What to do: Your task is to copy every line of the entries that contains "služeb".

Records:
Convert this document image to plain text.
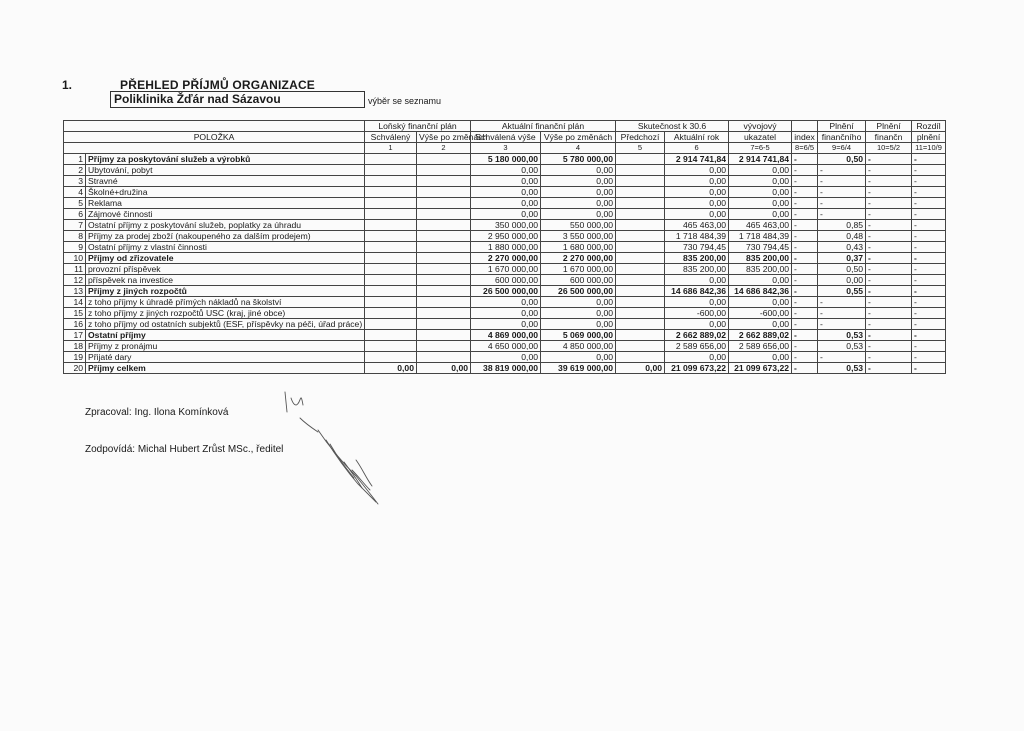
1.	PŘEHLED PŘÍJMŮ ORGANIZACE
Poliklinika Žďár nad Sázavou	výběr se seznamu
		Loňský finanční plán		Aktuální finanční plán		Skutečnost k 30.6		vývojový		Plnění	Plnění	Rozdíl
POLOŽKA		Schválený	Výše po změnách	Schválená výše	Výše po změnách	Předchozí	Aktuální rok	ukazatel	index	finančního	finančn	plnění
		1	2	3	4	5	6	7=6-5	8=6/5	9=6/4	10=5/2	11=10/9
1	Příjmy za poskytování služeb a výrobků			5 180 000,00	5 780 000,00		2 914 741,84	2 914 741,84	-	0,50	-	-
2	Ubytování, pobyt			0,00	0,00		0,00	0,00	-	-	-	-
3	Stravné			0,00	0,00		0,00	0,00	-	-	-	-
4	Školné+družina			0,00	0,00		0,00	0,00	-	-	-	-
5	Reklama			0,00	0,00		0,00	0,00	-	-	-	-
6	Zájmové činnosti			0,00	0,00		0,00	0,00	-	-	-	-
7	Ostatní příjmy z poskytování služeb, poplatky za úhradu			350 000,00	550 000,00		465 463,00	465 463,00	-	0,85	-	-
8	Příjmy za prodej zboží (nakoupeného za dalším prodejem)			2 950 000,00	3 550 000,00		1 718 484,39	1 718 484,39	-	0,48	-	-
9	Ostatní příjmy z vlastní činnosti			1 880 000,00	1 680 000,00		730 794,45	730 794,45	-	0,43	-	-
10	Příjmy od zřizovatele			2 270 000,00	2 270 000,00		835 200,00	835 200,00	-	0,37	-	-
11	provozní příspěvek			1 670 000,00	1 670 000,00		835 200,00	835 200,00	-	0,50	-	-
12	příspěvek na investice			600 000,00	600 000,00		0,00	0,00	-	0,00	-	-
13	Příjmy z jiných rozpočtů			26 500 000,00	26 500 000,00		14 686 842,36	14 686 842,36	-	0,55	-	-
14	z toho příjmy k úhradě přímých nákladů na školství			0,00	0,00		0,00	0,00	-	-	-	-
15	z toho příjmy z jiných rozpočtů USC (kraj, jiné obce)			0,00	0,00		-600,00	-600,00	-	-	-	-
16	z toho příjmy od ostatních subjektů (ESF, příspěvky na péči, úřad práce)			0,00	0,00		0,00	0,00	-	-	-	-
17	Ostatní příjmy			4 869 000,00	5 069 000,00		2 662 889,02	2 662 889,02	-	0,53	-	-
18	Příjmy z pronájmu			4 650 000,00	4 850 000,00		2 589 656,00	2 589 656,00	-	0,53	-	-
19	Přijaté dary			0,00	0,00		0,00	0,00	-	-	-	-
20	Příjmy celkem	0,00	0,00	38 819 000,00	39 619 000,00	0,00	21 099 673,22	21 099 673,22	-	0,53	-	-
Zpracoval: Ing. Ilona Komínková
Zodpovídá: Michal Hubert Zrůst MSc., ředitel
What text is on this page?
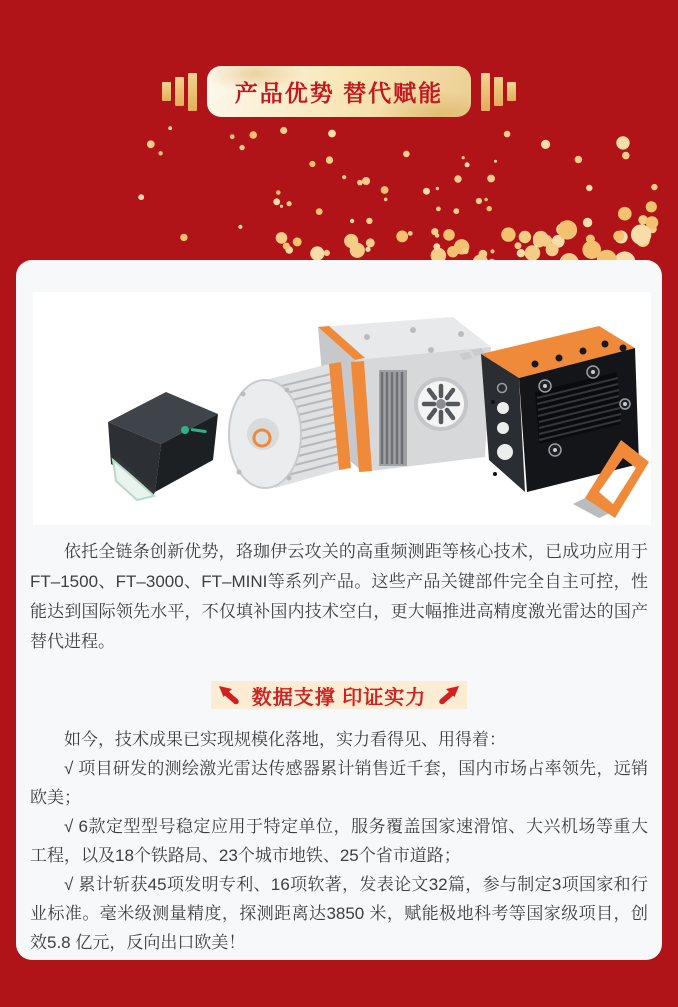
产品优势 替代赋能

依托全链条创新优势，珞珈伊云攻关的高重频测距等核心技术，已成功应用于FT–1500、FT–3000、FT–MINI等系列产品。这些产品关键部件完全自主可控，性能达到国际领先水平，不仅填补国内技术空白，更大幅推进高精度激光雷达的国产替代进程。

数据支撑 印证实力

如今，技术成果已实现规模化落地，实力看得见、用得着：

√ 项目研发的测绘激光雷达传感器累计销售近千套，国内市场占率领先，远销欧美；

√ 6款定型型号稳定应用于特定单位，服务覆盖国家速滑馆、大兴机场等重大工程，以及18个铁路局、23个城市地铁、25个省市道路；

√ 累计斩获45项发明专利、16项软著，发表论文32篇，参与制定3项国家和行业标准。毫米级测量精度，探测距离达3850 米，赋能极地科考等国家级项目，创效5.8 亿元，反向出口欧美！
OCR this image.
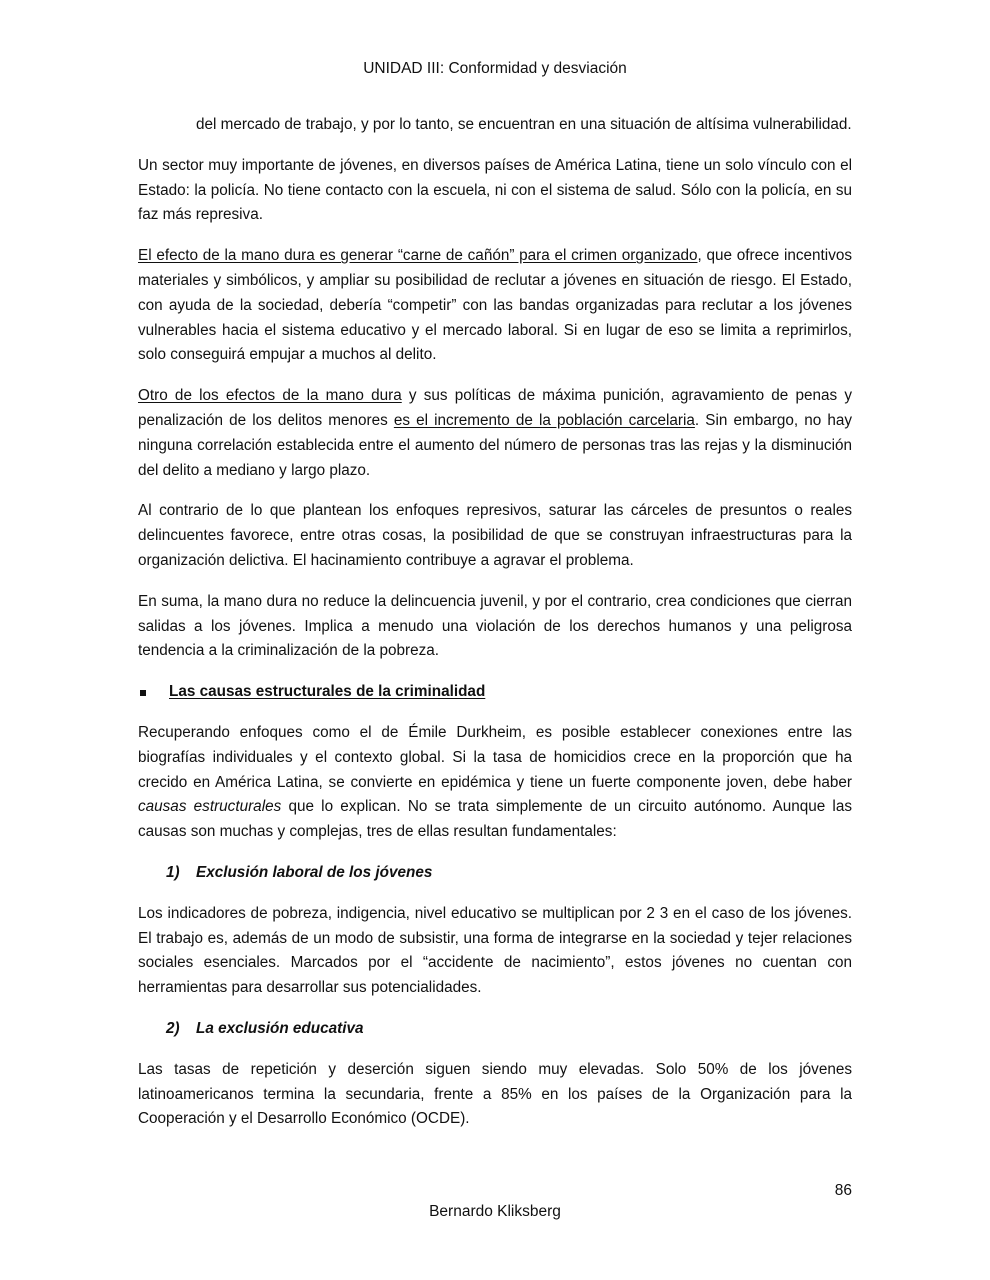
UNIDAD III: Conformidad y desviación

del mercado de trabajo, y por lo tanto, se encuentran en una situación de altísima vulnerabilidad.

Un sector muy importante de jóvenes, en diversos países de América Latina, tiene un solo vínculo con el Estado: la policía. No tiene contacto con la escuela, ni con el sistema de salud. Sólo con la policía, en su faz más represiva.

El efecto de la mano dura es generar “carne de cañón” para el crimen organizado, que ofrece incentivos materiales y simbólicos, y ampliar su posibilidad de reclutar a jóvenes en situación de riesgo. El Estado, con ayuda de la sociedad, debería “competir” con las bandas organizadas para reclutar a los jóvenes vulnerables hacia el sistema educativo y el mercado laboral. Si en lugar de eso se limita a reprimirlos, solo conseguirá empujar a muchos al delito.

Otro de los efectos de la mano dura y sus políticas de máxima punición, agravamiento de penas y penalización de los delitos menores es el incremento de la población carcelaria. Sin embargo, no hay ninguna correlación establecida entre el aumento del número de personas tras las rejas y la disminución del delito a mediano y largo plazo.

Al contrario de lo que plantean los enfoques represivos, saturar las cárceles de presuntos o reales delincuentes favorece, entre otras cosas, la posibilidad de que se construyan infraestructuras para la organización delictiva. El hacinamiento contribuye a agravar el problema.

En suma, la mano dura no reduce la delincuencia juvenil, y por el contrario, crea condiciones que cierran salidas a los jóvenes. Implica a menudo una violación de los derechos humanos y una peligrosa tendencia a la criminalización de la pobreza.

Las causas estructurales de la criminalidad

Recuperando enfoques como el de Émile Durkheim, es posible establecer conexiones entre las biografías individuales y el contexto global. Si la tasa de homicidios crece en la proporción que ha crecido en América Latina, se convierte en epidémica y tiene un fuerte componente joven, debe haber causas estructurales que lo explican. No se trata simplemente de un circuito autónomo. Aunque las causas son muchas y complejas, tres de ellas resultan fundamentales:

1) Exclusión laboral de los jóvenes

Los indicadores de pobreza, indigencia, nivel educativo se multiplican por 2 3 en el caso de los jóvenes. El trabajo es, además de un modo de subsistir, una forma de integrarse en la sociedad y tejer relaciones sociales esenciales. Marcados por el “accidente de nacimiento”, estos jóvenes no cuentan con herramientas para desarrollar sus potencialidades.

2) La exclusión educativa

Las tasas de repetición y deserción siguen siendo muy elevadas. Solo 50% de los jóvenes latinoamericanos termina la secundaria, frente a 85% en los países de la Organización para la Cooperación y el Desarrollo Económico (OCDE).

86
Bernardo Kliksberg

Output for this task:
1	Příjmy za poskytování služeb a výrobků			5 180 000,00	5 780 000,00		2 914 741,84	2 914 741,84	-	0,50	-	-
7	Ostatní příjmy z poskytování služeb, poplatky za úhradu			350 000,00	550 000,00		465 463,00	465 463,00	-	0,85	-	-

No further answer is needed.